* begin Excerpted records *

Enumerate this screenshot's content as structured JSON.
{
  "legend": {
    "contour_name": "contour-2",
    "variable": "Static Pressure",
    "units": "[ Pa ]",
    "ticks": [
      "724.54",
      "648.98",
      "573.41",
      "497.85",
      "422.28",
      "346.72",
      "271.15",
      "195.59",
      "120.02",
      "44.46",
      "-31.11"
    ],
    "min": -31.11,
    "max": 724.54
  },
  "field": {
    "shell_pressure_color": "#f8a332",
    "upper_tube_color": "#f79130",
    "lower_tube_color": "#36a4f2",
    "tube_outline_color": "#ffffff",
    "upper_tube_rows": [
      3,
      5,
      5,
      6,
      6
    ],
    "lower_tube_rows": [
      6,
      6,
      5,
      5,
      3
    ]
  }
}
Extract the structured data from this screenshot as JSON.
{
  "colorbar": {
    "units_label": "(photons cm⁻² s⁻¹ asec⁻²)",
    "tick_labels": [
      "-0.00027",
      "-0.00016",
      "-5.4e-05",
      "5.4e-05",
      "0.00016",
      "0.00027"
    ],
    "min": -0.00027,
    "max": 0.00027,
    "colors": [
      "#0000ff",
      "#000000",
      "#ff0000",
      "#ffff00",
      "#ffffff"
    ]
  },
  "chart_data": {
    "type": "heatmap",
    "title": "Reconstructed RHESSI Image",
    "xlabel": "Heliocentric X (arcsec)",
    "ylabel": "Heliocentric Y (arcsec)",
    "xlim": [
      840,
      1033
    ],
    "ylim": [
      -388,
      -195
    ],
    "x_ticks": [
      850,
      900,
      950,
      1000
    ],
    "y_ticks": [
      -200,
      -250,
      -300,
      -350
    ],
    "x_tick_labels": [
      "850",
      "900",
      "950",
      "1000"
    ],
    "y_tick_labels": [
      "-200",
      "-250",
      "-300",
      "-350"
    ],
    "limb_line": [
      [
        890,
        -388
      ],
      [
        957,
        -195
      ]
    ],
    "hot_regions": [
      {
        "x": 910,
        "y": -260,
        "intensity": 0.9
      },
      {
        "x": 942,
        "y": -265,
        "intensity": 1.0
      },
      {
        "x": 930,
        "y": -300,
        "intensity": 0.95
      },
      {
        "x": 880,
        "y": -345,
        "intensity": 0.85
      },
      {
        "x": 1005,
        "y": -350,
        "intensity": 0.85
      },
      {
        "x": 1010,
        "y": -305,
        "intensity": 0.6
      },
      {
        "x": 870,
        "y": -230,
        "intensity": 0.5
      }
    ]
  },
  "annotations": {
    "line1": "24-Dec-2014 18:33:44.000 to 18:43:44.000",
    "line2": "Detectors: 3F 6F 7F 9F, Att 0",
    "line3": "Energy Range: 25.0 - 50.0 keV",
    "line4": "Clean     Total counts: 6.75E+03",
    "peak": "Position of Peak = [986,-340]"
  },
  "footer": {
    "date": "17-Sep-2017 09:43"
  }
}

* end Excerpted records *

* [Exercise objective]: Isolate each line of the listing above that includes "Heliocentric". Copy it.

* [Result of the exercise]:
    "xlabel": "Heliocentric X (arcsec)",
    "ylabel": "Heliocentric Y (arcsec)",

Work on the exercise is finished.